— START OF Listed entries —
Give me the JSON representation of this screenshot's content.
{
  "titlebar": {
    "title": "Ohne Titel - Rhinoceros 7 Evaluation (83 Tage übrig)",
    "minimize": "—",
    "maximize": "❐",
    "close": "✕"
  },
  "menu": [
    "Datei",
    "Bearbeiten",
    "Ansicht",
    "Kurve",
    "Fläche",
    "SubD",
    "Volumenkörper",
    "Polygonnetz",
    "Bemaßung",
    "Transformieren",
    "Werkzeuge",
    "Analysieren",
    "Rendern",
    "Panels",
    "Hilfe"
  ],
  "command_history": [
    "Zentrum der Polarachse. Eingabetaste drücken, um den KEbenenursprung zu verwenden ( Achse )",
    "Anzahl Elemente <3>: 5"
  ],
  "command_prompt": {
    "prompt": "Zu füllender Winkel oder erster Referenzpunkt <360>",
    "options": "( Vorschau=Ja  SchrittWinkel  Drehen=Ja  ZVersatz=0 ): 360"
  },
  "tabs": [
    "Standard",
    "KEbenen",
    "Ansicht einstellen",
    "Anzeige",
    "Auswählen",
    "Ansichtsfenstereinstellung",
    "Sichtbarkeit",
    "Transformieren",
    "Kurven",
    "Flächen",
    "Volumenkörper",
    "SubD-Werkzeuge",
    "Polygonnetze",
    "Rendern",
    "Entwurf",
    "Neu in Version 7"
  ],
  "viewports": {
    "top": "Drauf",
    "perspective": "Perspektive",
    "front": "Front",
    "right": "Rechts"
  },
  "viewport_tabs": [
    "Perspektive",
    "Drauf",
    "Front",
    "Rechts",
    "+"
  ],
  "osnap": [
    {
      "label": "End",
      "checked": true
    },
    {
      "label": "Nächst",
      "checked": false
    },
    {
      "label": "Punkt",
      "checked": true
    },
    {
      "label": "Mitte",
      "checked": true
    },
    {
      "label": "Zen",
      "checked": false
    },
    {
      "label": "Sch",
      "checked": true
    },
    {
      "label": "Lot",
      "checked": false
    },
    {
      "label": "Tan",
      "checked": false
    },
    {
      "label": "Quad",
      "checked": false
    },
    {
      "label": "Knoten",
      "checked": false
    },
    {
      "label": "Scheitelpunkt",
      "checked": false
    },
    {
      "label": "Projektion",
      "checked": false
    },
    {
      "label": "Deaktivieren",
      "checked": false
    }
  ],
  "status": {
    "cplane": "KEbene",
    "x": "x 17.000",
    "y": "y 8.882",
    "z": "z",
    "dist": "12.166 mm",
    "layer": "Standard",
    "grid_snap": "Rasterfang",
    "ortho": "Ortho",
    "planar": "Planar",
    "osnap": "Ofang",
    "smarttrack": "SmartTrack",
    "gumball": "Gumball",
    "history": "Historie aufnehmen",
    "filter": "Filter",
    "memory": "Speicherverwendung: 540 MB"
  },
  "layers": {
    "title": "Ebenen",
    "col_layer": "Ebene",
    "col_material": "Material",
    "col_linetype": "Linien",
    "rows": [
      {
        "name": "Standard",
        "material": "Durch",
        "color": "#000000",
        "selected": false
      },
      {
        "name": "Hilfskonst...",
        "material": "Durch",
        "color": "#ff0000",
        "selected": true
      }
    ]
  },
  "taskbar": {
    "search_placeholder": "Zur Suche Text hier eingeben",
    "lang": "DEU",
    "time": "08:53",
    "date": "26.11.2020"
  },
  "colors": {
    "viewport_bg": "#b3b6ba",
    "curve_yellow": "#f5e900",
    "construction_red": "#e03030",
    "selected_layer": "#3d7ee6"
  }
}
— END OF Listed entries —
Brief:
Output all records verbatim.

Answer to this task:
Give me the JSON representation of this screenshot's content.
{
  "titlebar": {
    "title": "Ohne Titel - Rhinoceros 7 Evaluation (83 Tage übrig)",
    "minimize": "—",
    "maximize": "❐",
    "close": "✕"
  },
  "menu": [
    "Datei",
    "Bearbeiten",
    "Ansicht",
    "Kurve",
    "Fläche",
    "SubD",
    "Volumenkörper",
    "Polygonnetz",
    "Bemaßung",
    "Transformieren",
    "Werkzeuge",
    "Analysieren",
    "Rendern",
    "Panels",
    "Hilfe"
  ],
  "command_history": [
    "Zentrum der Polarachse. Eingabetaste drücken, um den KEbenenursprung zu verwenden ( Achse )",
    "Anzahl Elemente <3>: 5"
  ],
  "command_prompt": {
    "prompt": "Zu füllender Winkel oder erster Referenzpunkt <360>",
    "options": "( Vorschau=Ja  SchrittWinkel  Drehen=Ja  ZVersatz=0 ): 360"
  },
  "tabs": [
    "Standard",
    "KEbenen",
    "Ansicht einstellen",
    "Anzeige",
    "Auswählen",
    "Ansichtsfenstereinstellung",
    "Sichtbarkeit",
    "Transformieren",
    "Kurven",
    "Flächen",
    "Volumenkörper",
    "SubD-Werkzeuge",
    "Polygonnetze",
    "Rendern",
    "Entwurf",
    "Neu in Version 7"
  ],
  "viewports": {
    "top": "Drauf",
    "perspective": "Perspektive",
    "front": "Front",
    "right": "Rechts"
  },
  "viewport_tabs": [
    "Perspektive",
    "Drauf",
    "Front",
    "Rechts",
    "+"
  ],
  "osnap": [
    {
      "label": "End",
      "checked": true
    },
    {
      "label": "Nächst",
      "checked": false
    },
    {
      "label": "Punkt",
      "checked": true
    },
    {
      "label": "Mitte",
      "checked": true
    },
    {
      "label": "Zen",
      "checked": false
    },
    {
      "label": "Sch",
      "checked": true
    },
    {
      "label": "Lot",
      "checked": false
    },
    {
      "label": "Tan",
      "checked": false
    },
    {
      "label": "Quad",
      "checked": false
    },
    {
      "label": "Knoten",
      "checked": false
    },
    {
      "label": "Scheitelpunkt",
      "checked": false
    },
    {
      "label": "Projektion",
      "checked": false
    },
    {
      "label": "Deaktivieren",
      "checked": false
    }
  ],
  "status": {
    "cplane": "KEbene",
    "x": "x 17.000",
    "y": "y 8.882",
    "z": "z",
    "dist": "12.166 mm",
    "layer": "Standard",
    "grid_snap": "Rasterfang",
    "ortho": "Ortho",
    "planar": "Planar",
    "osnap": "Ofang",
    "smarttrack": "SmartTrack",
    "gumball": "Gumball",
    "history": "Historie aufnehmen",
    "filter": "Filter",
    "memory": "Speicherverwendung: 540 MB"
  },
  "layers": {
    "title": "Ebenen",
    "col_layer": "Ebene",
    "col_material": "Material",
    "col_linetype": "Linien",
    "rows": [
      {
        "name": "Standard",
        "material": "Durch",
        "color": "#000000",
        "selected": false
      },
      {
        "name": "Hilfskonst...",
        "material": "Durch",
        "color": "#ff0000",
        "selected": true
      }
    ]
  },
  "taskbar": {
    "search_placeholder": "Zur Suche Text hier eingeben",
    "lang": "DEU",
    "time": "08:53",
    "date": "26.11.2020"
  },
  "colors": {
    "viewport_bg": "#b3b6ba",
    "curve_yellow": "#f5e900",
    "construction_red": "#e03030",
    "selected_layer": "#3d7ee6"
  }
}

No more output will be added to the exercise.